| Work to complete |
Select lines where the word "swoich" appears.

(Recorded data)
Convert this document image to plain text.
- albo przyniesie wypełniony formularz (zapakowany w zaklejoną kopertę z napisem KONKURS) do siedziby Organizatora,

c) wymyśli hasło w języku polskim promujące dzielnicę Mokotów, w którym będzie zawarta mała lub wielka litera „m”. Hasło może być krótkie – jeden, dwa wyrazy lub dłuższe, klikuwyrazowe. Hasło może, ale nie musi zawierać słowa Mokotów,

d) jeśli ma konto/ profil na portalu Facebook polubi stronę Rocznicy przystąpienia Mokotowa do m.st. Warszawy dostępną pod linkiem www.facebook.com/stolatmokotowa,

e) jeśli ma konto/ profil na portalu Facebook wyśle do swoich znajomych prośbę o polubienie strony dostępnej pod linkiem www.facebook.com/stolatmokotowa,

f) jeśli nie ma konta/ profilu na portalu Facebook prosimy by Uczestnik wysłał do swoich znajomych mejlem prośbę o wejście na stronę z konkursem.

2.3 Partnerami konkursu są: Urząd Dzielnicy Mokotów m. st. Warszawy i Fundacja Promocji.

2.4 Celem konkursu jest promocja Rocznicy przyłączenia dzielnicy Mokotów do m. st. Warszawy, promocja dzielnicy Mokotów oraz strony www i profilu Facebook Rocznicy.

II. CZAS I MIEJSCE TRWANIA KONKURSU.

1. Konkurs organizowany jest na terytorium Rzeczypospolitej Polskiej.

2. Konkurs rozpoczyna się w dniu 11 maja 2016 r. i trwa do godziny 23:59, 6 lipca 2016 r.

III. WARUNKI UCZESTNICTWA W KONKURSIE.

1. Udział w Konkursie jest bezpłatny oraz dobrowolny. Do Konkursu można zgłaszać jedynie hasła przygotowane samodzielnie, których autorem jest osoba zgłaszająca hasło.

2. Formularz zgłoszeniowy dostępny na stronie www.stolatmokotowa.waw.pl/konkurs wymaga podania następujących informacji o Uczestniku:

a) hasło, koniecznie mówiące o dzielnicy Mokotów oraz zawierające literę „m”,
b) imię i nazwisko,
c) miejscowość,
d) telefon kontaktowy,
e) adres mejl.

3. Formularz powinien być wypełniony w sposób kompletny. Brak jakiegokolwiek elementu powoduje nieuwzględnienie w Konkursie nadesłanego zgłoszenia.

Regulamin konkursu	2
...
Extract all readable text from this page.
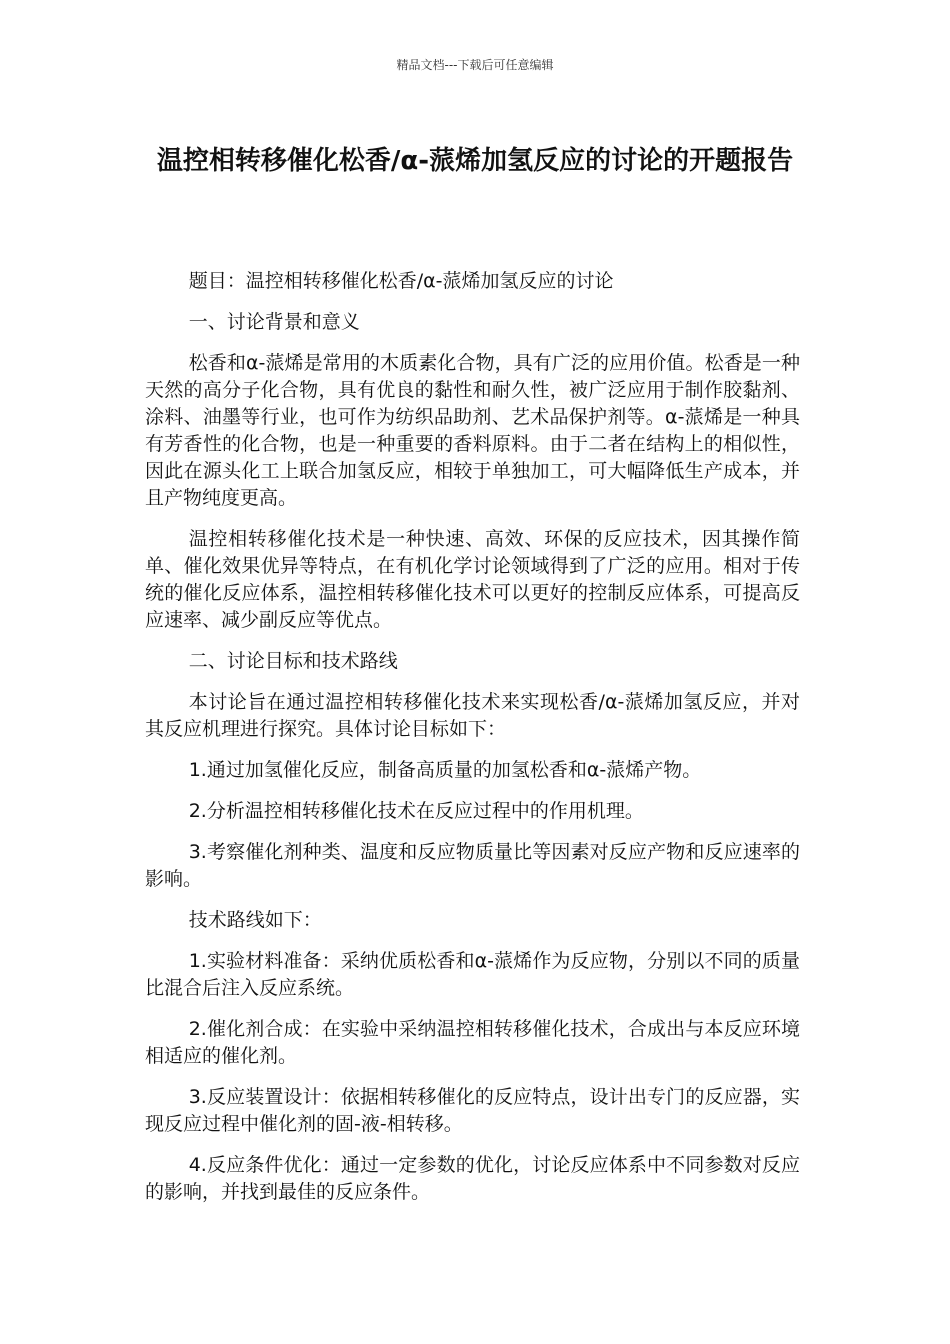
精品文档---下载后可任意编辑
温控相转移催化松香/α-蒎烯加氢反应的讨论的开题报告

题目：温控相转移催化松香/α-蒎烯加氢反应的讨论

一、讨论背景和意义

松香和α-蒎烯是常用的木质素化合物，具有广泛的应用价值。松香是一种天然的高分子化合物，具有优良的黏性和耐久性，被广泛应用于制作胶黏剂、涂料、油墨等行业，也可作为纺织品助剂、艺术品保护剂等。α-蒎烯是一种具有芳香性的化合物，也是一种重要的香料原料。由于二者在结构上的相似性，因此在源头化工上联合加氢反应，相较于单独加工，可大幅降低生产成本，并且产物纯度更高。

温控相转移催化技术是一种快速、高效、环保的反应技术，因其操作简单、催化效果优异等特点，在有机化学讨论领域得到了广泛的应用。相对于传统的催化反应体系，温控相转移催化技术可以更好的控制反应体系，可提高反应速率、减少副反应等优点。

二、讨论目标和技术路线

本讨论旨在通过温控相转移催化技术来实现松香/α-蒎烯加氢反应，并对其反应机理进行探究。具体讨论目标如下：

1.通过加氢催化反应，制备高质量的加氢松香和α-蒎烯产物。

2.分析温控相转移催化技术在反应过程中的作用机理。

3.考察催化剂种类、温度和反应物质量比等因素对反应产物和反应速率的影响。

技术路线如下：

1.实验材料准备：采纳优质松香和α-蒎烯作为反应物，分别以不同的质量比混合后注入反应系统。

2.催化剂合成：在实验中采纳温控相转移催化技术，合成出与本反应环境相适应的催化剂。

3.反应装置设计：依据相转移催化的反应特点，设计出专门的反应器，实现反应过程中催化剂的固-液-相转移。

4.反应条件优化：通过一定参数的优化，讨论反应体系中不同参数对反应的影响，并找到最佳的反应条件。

| Response below |
e) jeśli ma konto/ profil na portalu Facebook wyśle do swoich znajomych prośbę o polubienie strony dostępnej pod linkiem www.facebook.com/stolatmokotowa,
f) jeśli nie ma konta/ profilu na portalu Facebook prosimy by Uczestnik wysłał do swoich znajomych mejlem prośbę o wejście na stronę z konkursem.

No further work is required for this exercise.